Material for the task

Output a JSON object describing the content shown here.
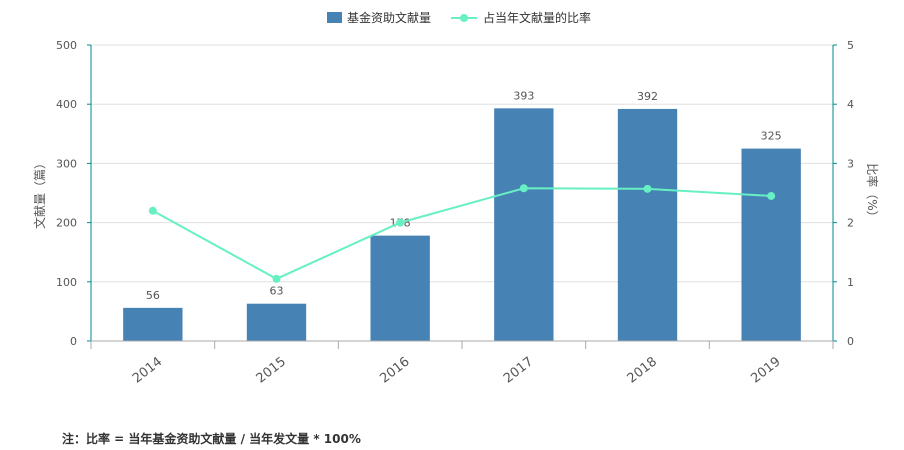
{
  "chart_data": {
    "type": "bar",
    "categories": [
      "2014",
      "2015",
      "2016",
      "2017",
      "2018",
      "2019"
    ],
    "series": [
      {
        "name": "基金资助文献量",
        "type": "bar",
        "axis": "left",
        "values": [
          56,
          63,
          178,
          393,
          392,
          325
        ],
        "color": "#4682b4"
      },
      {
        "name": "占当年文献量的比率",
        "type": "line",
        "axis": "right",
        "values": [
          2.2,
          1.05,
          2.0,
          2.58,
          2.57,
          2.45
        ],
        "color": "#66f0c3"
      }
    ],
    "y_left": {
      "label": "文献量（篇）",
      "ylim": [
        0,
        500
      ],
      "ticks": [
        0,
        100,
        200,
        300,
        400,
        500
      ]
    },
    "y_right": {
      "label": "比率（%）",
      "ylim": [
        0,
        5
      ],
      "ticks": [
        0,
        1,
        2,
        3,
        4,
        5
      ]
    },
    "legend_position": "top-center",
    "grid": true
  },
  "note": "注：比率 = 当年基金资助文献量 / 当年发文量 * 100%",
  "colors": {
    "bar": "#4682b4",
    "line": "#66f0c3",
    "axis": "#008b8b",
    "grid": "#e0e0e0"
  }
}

Problem requirements
Retype every record above exactly as written, but leave out the pictures.

Exercise output
Output a JSON object describing the content shown here.
{
  "chart_data": {
    "type": "bar",
    "categories": [
      "2014",
      "2015",
      "2016",
      "2017",
      "2018",
      "2019"
    ],
    "series": [
      {
        "name": "基金资助文献量",
        "type": "bar",
        "axis": "left",
        "values": [
          56,
          63,
          178,
          393,
          392,
          325
        ],
        "color": "#4682b4"
      },
      {
        "name": "占当年文献量的比率",
        "type": "line",
        "axis": "right",
        "values": [
          2.2,
          1.05,
          2.0,
          2.58,
          2.57,
          2.45
        ],
        "color": "#66f0c3"
      }
    ],
    "y_left": {
      "label": "文献量（篇）",
      "ylim": [
        0,
        500
      ],
      "ticks": [
        0,
        100,
        200,
        300,
        400,
        500
      ]
    },
    "y_right": {
      "label": "比率（%）",
      "ylim": [
        0,
        5
      ],
      "ticks": [
        0,
        1,
        2,
        3,
        4,
        5
      ]
    },
    "legend_position": "top-center",
    "grid": true
  },
  "note": "注：比率 = 当年基金资助文献量 / 当年发文量 * 100%",
  "colors": {
    "bar": "#4682b4",
    "line": "#66f0c3",
    "axis": "#008b8b",
    "grid": "#e0e0e0"
  }
}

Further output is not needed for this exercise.